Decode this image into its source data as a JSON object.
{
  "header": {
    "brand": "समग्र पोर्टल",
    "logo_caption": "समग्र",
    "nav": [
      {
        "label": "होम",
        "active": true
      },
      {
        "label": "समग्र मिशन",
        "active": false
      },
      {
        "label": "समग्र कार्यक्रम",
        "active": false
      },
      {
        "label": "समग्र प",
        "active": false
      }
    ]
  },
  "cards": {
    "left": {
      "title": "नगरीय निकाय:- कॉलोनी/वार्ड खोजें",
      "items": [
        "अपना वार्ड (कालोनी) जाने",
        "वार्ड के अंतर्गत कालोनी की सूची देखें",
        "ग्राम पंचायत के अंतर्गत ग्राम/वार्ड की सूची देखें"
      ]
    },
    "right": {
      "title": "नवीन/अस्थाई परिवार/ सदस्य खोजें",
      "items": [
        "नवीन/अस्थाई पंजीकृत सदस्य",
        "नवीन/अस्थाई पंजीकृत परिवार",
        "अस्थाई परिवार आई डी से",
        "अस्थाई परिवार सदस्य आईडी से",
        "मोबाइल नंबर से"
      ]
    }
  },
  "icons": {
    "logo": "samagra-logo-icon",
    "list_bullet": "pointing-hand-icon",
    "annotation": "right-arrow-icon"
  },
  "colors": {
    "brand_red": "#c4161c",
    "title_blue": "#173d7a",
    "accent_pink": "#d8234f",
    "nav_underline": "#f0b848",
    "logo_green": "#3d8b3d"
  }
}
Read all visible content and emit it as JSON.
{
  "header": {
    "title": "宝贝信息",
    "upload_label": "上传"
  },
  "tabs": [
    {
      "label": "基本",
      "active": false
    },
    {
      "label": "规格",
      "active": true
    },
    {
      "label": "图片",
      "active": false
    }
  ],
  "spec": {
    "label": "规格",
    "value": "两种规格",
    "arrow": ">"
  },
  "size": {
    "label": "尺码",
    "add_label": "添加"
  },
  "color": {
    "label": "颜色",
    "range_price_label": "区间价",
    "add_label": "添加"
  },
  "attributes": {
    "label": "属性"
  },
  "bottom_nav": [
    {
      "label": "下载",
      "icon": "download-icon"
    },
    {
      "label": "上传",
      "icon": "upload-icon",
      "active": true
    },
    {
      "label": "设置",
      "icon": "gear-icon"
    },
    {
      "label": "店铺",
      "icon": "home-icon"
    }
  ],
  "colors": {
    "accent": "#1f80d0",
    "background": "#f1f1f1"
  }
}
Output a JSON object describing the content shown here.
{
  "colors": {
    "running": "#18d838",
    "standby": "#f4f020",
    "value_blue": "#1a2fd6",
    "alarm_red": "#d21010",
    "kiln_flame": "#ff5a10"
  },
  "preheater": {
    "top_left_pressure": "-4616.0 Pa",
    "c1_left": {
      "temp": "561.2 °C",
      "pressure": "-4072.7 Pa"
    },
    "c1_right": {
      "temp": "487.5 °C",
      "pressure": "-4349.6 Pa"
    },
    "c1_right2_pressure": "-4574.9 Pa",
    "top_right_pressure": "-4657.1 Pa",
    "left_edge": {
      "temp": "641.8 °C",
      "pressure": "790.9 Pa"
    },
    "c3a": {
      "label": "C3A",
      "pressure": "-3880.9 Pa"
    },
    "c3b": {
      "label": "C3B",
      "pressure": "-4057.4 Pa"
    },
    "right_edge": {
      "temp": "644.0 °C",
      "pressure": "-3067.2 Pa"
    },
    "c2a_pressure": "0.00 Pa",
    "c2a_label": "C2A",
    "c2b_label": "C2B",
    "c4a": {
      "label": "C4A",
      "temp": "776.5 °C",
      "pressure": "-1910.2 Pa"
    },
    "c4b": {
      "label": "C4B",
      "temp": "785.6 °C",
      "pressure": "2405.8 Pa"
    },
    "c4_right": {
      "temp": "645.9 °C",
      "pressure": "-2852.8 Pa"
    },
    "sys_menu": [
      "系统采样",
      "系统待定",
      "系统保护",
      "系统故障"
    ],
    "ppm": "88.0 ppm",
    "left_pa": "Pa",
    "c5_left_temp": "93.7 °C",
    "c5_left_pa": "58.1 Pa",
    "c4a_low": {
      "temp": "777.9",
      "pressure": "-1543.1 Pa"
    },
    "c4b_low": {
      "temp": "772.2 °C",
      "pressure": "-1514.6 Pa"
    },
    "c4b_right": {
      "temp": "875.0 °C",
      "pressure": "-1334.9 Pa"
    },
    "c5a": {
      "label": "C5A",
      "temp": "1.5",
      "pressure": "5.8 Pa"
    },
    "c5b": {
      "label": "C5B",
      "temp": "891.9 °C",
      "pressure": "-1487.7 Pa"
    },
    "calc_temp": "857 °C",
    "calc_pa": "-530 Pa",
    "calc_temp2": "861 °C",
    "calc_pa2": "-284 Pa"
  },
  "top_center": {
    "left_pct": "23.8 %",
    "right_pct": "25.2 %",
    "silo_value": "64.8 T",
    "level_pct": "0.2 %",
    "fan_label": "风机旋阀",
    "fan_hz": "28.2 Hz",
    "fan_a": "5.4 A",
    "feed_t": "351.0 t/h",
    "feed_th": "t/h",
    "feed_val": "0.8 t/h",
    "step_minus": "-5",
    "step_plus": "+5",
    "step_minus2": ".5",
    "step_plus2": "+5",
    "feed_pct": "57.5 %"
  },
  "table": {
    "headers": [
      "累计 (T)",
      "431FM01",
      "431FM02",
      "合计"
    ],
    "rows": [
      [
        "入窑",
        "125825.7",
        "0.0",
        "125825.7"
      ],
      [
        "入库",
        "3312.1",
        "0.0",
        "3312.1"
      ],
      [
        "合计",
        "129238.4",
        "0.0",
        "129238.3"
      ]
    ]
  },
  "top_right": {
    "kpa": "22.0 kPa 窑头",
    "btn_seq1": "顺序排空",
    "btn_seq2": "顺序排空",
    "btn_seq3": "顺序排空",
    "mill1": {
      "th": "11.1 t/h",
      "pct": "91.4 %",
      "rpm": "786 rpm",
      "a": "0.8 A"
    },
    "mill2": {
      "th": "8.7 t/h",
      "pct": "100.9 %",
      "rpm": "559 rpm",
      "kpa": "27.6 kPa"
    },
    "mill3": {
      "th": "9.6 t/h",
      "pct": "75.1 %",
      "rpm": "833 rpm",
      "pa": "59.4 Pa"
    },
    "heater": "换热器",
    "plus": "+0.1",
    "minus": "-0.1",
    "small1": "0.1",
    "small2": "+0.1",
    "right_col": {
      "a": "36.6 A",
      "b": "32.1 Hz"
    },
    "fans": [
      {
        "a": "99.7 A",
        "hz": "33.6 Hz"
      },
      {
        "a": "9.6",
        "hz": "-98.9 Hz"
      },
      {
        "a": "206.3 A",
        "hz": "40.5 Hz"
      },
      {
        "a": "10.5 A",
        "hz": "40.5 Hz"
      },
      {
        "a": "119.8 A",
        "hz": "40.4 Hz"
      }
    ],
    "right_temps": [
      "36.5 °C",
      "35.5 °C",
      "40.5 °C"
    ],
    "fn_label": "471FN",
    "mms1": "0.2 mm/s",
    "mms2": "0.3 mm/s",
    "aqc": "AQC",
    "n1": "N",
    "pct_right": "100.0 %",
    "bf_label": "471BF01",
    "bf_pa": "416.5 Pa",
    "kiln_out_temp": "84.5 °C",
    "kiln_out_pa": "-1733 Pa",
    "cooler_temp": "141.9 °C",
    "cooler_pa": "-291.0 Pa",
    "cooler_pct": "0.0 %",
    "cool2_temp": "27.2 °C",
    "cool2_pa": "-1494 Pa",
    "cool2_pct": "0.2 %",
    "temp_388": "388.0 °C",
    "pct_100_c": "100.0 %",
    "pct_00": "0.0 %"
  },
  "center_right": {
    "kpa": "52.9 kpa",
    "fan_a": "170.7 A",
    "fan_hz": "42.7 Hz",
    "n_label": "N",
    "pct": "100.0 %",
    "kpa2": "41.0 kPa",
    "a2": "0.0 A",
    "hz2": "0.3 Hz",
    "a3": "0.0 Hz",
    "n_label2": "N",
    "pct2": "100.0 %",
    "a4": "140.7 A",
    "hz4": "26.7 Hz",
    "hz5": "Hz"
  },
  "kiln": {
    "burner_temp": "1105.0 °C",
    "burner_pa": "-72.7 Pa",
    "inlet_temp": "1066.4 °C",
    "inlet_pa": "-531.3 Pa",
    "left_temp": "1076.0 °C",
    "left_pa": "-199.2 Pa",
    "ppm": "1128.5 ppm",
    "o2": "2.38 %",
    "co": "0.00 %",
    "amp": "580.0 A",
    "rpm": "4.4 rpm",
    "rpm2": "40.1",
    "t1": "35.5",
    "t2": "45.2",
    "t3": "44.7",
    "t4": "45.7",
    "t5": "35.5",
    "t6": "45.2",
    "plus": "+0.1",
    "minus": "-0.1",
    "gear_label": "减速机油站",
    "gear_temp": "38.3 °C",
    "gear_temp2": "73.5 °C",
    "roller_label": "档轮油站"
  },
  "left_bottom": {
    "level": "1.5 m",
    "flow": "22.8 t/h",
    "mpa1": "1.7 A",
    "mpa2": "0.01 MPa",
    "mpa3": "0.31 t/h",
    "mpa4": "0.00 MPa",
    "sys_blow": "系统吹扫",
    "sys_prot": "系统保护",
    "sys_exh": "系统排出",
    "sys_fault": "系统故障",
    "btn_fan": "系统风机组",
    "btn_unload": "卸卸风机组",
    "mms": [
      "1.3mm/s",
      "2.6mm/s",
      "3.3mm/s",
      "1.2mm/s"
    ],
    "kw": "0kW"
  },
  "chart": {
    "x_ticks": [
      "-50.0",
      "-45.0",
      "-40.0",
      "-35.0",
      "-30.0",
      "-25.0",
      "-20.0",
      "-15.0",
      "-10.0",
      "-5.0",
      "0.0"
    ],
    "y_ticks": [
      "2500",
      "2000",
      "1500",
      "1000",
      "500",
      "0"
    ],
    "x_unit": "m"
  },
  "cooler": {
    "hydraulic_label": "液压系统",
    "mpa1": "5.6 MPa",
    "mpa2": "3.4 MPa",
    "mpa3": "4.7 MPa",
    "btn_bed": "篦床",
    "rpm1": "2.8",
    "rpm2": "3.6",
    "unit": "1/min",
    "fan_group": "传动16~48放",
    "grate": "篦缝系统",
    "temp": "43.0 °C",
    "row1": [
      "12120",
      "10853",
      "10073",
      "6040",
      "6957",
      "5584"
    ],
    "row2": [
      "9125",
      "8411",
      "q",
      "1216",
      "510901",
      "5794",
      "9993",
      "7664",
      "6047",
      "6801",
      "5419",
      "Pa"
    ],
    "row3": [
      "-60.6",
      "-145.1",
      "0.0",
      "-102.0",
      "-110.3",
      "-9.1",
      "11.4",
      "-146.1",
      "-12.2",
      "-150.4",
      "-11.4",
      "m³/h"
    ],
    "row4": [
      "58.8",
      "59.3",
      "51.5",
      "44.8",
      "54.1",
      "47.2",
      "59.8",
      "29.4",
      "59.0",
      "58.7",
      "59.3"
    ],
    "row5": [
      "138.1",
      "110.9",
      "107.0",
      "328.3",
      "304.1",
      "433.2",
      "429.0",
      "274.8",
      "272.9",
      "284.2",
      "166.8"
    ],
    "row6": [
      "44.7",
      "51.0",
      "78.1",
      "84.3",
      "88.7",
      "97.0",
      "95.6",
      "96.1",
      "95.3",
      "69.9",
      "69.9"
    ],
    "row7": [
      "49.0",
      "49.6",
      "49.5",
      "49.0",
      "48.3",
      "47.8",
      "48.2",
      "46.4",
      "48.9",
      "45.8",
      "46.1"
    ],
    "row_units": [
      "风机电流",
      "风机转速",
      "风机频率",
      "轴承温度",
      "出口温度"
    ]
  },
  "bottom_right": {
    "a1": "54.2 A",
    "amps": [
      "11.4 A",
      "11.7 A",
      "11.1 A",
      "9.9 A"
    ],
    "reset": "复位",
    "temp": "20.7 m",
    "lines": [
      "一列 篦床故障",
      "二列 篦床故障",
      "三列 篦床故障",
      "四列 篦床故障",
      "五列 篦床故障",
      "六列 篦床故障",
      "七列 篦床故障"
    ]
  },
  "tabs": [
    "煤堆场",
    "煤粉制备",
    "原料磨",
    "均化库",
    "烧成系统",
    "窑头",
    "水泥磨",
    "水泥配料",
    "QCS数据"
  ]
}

################

What is needed: Which lines hold the word "顺序排空"? Copy every one of them.

Exercise output:
    "btn_seq1": "顺序排空",
    "btn_seq2": "顺序排空",
    "btn_seq3": "顺序排空",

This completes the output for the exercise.